▶ [TO BE DONE] Copy out the records in full, word for word, without pictures.

▶ [PROVIDED DATA]
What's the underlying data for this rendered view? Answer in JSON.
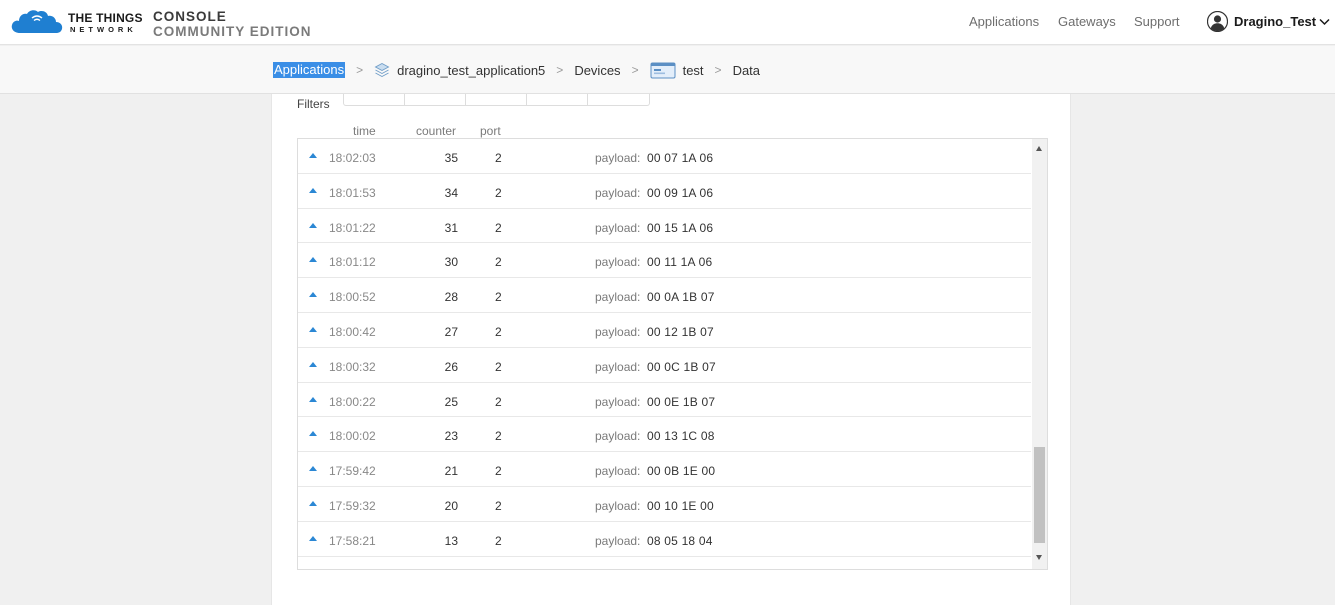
{
  "header": {
    "brand_line1": "THE THINGS",
    "brand_line2": "NETWORK",
    "product_line1": "CONSOLE",
    "product_line2": "COMMUNITY EDITION",
    "nav": {
      "applications": "Applications",
      "gateways": "Gateways",
      "support": "Support"
    },
    "user": "Dragino_Test"
  },
  "breadcrumb": {
    "applications": "Applications",
    "application": "dragino_test_application5",
    "devices": "Devices",
    "device": "test",
    "data": "Data"
  },
  "filters": {
    "label": "Filters"
  },
  "table": {
    "columns": {
      "time": "time",
      "counter": "counter",
      "port": "port"
    },
    "payload_label": "payload:",
    "rows": [
      {
        "time": "18:02:03",
        "counter": "35",
        "port": "2",
        "payload": "00 07 1A 06"
      },
      {
        "time": "18:01:53",
        "counter": "34",
        "port": "2",
        "payload": "00 09 1A 06"
      },
      {
        "time": "18:01:22",
        "counter": "31",
        "port": "2",
        "payload": "00 15 1A 06"
      },
      {
        "time": "18:01:12",
        "counter": "30",
        "port": "2",
        "payload": "00 11 1A 06"
      },
      {
        "time": "18:00:52",
        "counter": "28",
        "port": "2",
        "payload": "00 0A 1B 07"
      },
      {
        "time": "18:00:42",
        "counter": "27",
        "port": "2",
        "payload": "00 12 1B 07"
      },
      {
        "time": "18:00:32",
        "counter": "26",
        "port": "2",
        "payload": "00 0C 1B 07"
      },
      {
        "time": "18:00:22",
        "counter": "25",
        "port": "2",
        "payload": "00 0E 1B 07"
      },
      {
        "time": "18:00:02",
        "counter": "23",
        "port": "2",
        "payload": "00 13 1C 08"
      },
      {
        "time": "17:59:42",
        "counter": "21",
        "port": "2",
        "payload": "00 0B 1E 00"
      },
      {
        "time": "17:59:32",
        "counter": "20",
        "port": "2",
        "payload": "00 10 1E 00"
      },
      {
        "time": "17:58:21",
        "counter": "13",
        "port": "2",
        "payload": "08 05 18 04"
      }
    ]
  },
  "colors": {
    "accent": "#2b87d4",
    "selection": "#3a8ee6",
    "logo": "#1f7fd1"
  },
  "icons": {
    "logo": "cloud-logo-icon",
    "user": "user-avatar-icon",
    "dropdown": "chevron-down-icon",
    "application": "layers-icon",
    "device": "device-icon",
    "uplink": "triangle-up-icon"
  }
}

▶ [ANSWER TO THIS TASK]
What's the underlying data for this rendered view? Answer in JSON.
{
  "header": {
    "brand_line1": "THE THINGS",
    "brand_line2": "NETWORK",
    "product_line1": "CONSOLE",
    "product_line2": "COMMUNITY EDITION",
    "nav": {
      "applications": "Applications",
      "gateways": "Gateways",
      "support": "Support"
    },
    "user": "Dragino_Test"
  },
  "breadcrumb": {
    "applications": "Applications",
    "application": "dragino_test_application5",
    "devices": "Devices",
    "device": "test",
    "data": "Data"
  },
  "filters": {
    "label": "Filters"
  },
  "table": {
    "columns": {
      "time": "time",
      "counter": "counter",
      "port": "port"
    },
    "payload_label": "payload:",
    "rows": [
      {
        "time": "18:02:03",
        "counter": "35",
        "port": "2",
        "payload": "00 07 1A 06"
      },
      {
        "time": "18:01:53",
        "counter": "34",
        "port": "2",
        "payload": "00 09 1A 06"
      },
      {
        "time": "18:01:22",
        "counter": "31",
        "port": "2",
        "payload": "00 15 1A 06"
      },
      {
        "time": "18:01:12",
        "counter": "30",
        "port": "2",
        "payload": "00 11 1A 06"
      },
      {
        "time": "18:00:52",
        "counter": "28",
        "port": "2",
        "payload": "00 0A 1B 07"
      },
      {
        "time": "18:00:42",
        "counter": "27",
        "port": "2",
        "payload": "00 12 1B 07"
      },
      {
        "time": "18:00:32",
        "counter": "26",
        "port": "2",
        "payload": "00 0C 1B 07"
      },
      {
        "time": "18:00:22",
        "counter": "25",
        "port": "2",
        "payload": "00 0E 1B 07"
      },
      {
        "time": "18:00:02",
        "counter": "23",
        "port": "2",
        "payload": "00 13 1C 08"
      },
      {
        "time": "17:59:42",
        "counter": "21",
        "port": "2",
        "payload": "00 0B 1E 00"
      },
      {
        "time": "17:59:32",
        "counter": "20",
        "port": "2",
        "payload": "00 10 1E 00"
      },
      {
        "time": "17:58:21",
        "counter": "13",
        "port": "2",
        "payload": "08 05 18 04"
      }
    ]
  },
  "colors": {
    "accent": "#2b87d4",
    "selection": "#3a8ee6",
    "logo": "#1f7fd1"
  },
  "icons": {
    "logo": "cloud-logo-icon",
    "user": "user-avatar-icon",
    "dropdown": "chevron-down-icon",
    "application": "layers-icon",
    "device": "device-icon",
    "uplink": "triangle-up-icon"
  }
}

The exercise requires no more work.